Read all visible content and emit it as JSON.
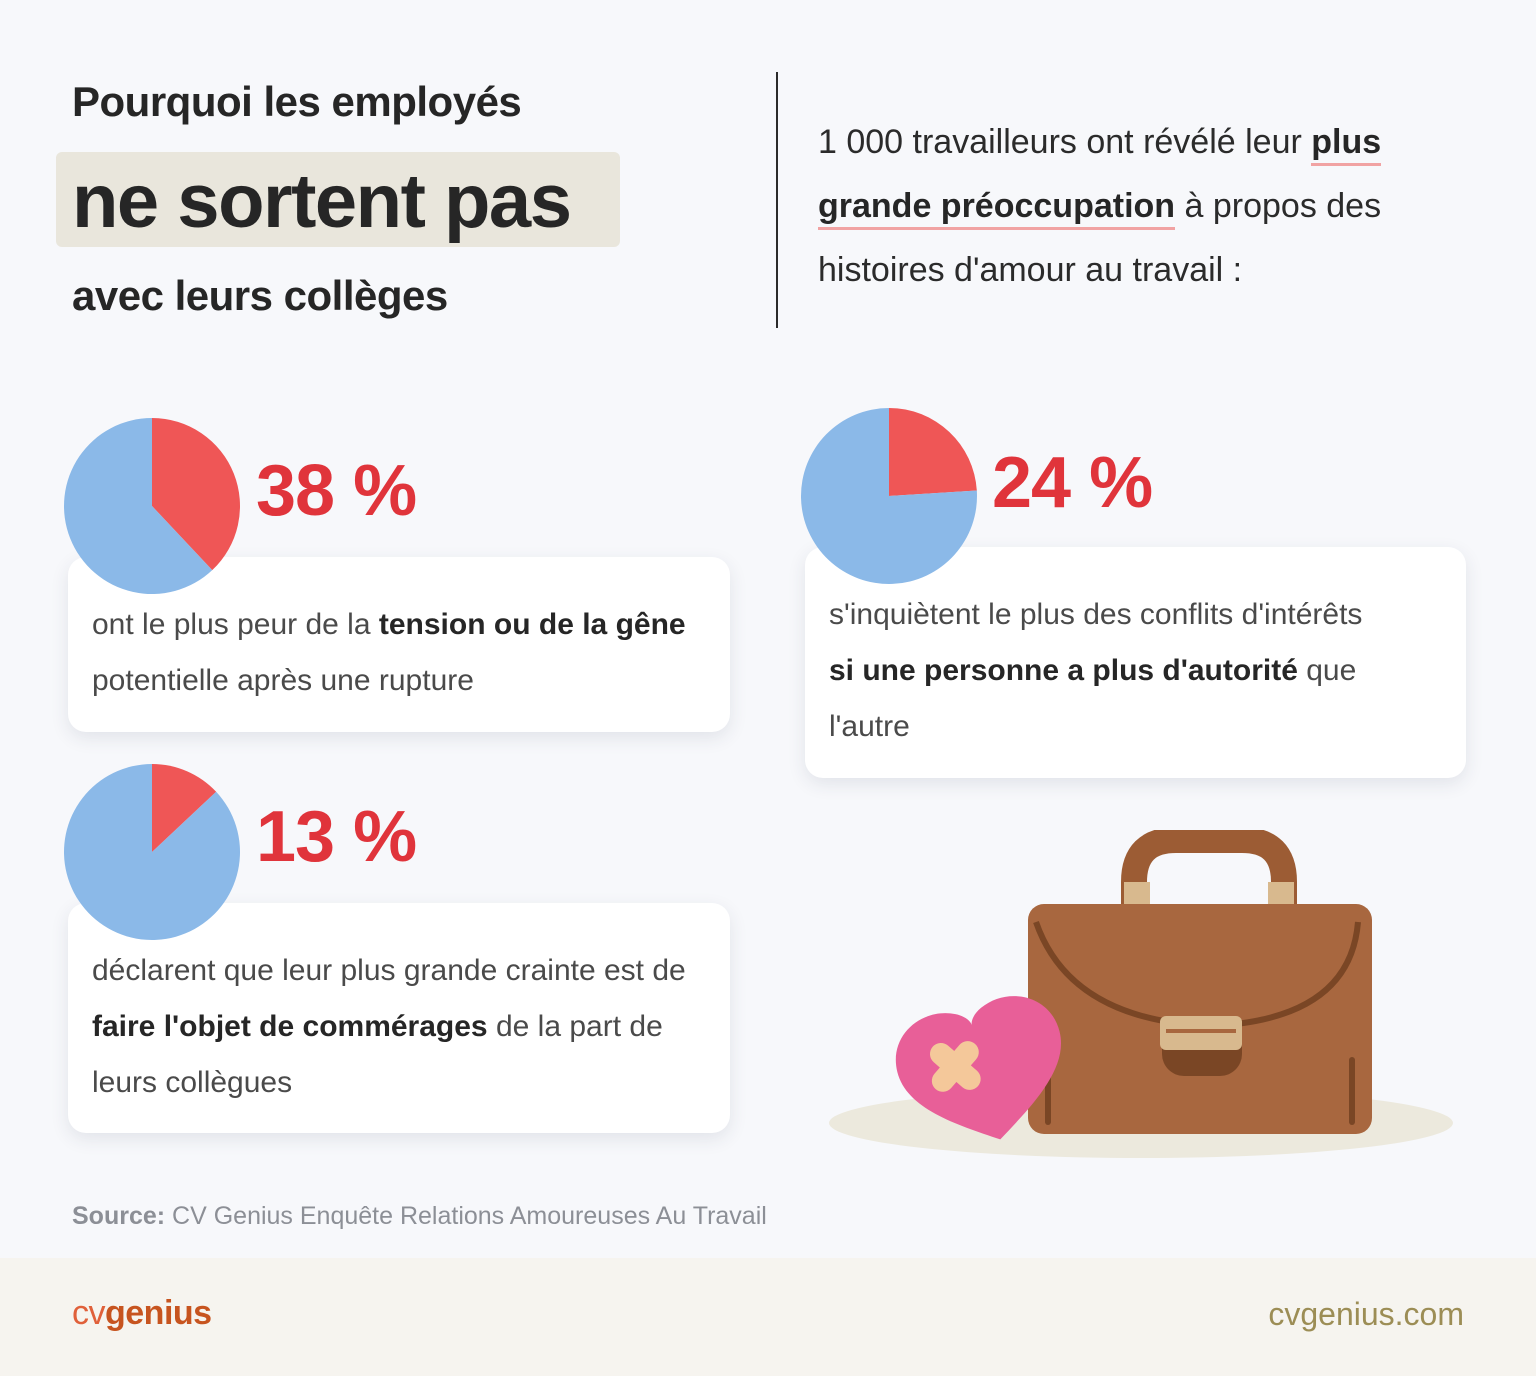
{
  "title": {
    "line1": "Pourquoi les employés",
    "line2": "ne sortent pas",
    "line3": "avec leurs collèges"
  },
  "intro": {
    "part1": "1 000 travailleurs ont révélé leur ",
    "highlight": "plus grande préoccupation",
    "part2": " à propos des histoires d'amour au travail :"
  },
  "stats": [
    {
      "value_label": "38 %",
      "text_a": "ont le plus peur de la ",
      "bold": "tension ou de la gêne",
      "text_b": " potentielle après une rupture"
    },
    {
      "value_label": "24 %",
      "text_a": "s'inquiètent le plus des conflits d'intérêts ",
      "bold": "si une personne a plus d'autorité",
      "text_b": " que l'autre"
    },
    {
      "value_label": "13 %",
      "text_a": "déclarent que leur plus grande crainte est de ",
      "bold": "faire l'objet de commérages",
      "text_b": " de la part de leurs collègues"
    }
  ],
  "chart_data": [
    {
      "type": "pie",
      "values": [
        38,
        62
      ],
      "labels": [
        "38 %",
        ""
      ],
      "colors": [
        "#ef5656",
        "#8bb9e8"
      ]
    },
    {
      "type": "pie",
      "values": [
        24,
        76
      ],
      "labels": [
        "24 %",
        ""
      ],
      "colors": [
        "#ef5656",
        "#8bb9e8"
      ]
    },
    {
      "type": "pie",
      "values": [
        13,
        87
      ],
      "labels": [
        "13 %",
        ""
      ],
      "colors": [
        "#ef5656",
        "#8bb9e8"
      ]
    }
  ],
  "source": {
    "label": "Source:",
    "text": " CV Genius Enquête Relations Amoureuses Au Travail"
  },
  "footer": {
    "logo_cv": "cv",
    "logo_genius": "genius",
    "site": "cvgenius.com"
  },
  "colors": {
    "accent_red": "#e0343b",
    "pie_red": "#ef5656",
    "pie_blue": "#8bb9e8",
    "highlight_bg": "#e9e6dc",
    "brand_orange": "#c7541f"
  },
  "illustration": {
    "icons": [
      "briefcase-icon",
      "bandaged-heart-icon"
    ]
  }
}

◆ Description of the task
Pull out every line holding "bold" from the records above, and copy it.

◆ Result of this task
      "bold": "tension ou de la gêne",
      "bold": "si une personne a plus d'autorité",
      "bold": "faire l'objet de commérages",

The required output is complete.